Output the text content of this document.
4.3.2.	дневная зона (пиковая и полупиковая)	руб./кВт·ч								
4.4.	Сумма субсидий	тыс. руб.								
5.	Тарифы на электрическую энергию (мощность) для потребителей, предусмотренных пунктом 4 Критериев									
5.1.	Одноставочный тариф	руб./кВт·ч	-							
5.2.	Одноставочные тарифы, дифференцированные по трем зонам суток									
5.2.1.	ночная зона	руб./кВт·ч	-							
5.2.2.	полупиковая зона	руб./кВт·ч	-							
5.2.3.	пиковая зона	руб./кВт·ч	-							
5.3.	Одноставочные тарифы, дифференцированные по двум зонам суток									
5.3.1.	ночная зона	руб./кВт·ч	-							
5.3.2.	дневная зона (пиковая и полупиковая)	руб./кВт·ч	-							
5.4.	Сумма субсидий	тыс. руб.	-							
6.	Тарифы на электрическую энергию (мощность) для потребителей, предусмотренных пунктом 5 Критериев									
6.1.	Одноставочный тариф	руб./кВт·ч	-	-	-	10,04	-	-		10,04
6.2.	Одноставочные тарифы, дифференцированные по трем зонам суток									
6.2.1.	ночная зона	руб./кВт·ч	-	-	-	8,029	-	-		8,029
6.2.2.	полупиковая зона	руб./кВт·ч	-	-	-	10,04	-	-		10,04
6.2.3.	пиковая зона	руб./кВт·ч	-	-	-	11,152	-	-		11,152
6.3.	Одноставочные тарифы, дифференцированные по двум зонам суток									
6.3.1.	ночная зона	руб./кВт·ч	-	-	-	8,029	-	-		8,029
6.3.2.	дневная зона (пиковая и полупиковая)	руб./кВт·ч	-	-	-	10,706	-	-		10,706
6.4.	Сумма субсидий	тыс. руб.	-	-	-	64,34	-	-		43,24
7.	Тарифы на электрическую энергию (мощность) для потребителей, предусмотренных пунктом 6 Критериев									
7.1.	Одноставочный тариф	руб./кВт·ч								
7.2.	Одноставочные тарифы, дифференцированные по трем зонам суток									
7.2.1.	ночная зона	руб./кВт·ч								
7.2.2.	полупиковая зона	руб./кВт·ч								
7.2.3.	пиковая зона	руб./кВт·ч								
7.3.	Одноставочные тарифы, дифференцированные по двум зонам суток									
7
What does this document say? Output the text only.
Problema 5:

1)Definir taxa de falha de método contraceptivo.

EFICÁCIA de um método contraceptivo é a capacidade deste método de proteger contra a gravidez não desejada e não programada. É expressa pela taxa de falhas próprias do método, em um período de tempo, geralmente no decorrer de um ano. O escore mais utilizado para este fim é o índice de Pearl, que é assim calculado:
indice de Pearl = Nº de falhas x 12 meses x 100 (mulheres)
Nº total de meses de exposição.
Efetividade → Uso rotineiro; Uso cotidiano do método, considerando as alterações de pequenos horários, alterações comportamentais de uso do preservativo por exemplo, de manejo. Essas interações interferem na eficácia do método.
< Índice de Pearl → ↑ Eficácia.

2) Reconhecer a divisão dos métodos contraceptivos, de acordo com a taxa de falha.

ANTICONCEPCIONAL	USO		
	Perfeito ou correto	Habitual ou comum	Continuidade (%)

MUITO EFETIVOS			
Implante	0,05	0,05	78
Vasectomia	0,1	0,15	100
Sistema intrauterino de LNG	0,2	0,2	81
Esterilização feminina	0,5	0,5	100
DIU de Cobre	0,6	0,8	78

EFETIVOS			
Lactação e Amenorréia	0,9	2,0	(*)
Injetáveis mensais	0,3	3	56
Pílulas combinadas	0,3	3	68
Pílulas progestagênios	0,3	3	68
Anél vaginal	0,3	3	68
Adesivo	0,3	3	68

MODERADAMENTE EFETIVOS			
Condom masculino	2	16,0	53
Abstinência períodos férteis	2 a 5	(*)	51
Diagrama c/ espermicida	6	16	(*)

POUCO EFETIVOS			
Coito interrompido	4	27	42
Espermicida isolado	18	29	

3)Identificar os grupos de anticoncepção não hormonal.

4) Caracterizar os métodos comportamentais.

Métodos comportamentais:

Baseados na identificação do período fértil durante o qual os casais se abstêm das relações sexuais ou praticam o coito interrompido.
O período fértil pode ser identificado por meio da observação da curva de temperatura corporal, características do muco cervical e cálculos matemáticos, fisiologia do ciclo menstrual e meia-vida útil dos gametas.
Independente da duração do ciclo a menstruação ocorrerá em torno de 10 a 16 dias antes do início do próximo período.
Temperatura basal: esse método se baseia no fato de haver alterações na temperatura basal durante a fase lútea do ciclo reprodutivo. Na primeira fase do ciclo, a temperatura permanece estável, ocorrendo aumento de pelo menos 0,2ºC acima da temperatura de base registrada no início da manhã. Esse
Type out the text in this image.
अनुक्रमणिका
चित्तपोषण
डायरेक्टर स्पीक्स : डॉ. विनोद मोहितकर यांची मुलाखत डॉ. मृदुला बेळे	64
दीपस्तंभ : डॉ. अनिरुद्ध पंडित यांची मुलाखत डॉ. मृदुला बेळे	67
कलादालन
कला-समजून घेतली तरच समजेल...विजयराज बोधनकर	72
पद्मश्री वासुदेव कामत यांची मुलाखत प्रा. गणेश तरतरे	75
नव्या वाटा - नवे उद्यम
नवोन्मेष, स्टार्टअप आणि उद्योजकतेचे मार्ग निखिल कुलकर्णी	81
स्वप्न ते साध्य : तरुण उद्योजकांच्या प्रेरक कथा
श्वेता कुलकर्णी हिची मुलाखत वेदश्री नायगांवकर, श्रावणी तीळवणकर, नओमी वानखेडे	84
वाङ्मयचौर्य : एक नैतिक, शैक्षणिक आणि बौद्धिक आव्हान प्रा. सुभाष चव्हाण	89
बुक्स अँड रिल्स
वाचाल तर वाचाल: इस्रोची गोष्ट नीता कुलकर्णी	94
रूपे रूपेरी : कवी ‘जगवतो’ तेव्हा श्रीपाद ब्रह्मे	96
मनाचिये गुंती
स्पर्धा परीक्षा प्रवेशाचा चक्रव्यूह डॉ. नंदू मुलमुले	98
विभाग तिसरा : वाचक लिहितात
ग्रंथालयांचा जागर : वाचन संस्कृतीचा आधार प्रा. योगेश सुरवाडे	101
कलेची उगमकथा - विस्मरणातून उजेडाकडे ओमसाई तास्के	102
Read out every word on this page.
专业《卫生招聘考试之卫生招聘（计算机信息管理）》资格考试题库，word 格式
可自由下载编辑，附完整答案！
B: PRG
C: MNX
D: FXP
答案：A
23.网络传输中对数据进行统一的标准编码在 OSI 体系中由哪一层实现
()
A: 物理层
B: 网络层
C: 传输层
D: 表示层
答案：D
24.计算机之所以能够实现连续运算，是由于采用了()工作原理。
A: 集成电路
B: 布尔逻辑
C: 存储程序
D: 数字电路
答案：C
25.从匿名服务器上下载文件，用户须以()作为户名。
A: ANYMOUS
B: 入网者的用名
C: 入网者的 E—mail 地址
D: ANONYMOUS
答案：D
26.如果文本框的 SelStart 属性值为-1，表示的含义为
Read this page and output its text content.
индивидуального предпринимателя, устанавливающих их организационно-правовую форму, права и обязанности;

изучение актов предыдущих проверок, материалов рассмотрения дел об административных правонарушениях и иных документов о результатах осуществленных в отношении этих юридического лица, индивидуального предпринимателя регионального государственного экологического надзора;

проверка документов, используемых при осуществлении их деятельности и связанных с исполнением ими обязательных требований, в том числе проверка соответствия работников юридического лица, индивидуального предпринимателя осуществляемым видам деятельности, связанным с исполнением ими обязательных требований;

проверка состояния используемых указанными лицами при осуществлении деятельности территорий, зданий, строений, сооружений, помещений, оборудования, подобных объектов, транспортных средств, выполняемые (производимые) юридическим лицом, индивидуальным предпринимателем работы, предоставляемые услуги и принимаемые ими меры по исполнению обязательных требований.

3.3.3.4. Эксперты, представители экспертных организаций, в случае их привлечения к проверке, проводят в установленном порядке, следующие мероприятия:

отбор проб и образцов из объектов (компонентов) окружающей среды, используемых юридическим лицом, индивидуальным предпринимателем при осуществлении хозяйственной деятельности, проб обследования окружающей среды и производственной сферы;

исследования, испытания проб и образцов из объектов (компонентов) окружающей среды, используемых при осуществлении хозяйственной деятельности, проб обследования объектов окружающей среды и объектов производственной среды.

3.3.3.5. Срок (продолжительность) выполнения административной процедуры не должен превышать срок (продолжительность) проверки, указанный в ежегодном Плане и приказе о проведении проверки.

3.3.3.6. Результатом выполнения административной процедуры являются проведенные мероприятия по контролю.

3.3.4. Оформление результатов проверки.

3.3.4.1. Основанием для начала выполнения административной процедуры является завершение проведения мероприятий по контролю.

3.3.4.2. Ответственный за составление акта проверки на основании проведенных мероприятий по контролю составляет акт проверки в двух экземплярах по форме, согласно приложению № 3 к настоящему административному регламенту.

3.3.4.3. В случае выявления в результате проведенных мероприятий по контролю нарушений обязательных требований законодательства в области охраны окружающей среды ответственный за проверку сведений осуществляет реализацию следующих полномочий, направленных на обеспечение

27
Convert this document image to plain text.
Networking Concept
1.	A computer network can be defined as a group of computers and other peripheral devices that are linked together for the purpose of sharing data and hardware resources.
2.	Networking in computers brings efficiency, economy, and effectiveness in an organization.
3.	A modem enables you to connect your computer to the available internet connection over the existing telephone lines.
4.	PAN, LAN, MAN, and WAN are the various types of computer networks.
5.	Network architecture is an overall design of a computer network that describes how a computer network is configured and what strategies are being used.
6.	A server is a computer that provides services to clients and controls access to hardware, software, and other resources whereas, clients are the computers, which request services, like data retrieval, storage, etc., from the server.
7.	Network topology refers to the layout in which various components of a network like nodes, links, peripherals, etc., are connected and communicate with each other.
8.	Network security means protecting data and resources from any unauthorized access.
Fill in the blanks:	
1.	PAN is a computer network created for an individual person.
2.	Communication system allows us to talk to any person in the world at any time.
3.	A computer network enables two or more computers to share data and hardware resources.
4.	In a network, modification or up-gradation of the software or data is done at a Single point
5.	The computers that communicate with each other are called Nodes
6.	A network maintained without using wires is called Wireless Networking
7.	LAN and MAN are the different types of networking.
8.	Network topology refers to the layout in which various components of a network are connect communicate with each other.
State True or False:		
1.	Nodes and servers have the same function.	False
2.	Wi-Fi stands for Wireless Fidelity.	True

########################################

Lines containing the word "Критериев" must all be returned from the material above.

5.	Тарифы на электрическую энергию (мощность) для потребителей, предусмотренных пунктом 4 Критериев									
6.	Тарифы на электрическую энергию (мощность) для потребителей, предусмотренных пунктом 5 Критериев									
7.	Тарифы на электрическую энергию (мощность) для потребителей, предусмотренных пунктом 6 Критериев									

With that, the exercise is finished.